--- Problem requirements ---
Draw out every line with the word "name" from the listing below.

--- Records provided ---
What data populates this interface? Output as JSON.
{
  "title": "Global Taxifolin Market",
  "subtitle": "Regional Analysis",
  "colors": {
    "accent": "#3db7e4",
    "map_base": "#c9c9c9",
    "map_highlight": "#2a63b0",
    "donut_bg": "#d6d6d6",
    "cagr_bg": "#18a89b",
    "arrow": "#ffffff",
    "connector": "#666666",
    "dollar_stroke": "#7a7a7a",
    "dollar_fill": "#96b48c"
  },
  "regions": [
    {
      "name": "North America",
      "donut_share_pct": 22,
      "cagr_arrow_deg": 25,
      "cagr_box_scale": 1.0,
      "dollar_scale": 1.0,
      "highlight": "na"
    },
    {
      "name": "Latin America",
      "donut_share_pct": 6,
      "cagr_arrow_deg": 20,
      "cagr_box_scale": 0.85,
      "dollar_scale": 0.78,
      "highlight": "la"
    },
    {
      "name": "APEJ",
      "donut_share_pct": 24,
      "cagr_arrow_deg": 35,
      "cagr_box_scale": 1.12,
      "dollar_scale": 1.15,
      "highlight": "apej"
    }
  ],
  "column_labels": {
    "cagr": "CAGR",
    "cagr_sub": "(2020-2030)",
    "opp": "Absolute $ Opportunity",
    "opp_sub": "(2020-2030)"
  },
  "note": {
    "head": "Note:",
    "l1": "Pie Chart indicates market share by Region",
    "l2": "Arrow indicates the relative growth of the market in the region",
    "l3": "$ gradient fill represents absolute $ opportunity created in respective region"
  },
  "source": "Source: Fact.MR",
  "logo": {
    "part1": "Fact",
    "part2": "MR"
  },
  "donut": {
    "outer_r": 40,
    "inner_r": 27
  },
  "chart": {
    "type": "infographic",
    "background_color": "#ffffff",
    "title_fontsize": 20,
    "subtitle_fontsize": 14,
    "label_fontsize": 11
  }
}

--- Task response ---
      "name": "North America",
      "name": "Latin America",
      "name": "APEJ",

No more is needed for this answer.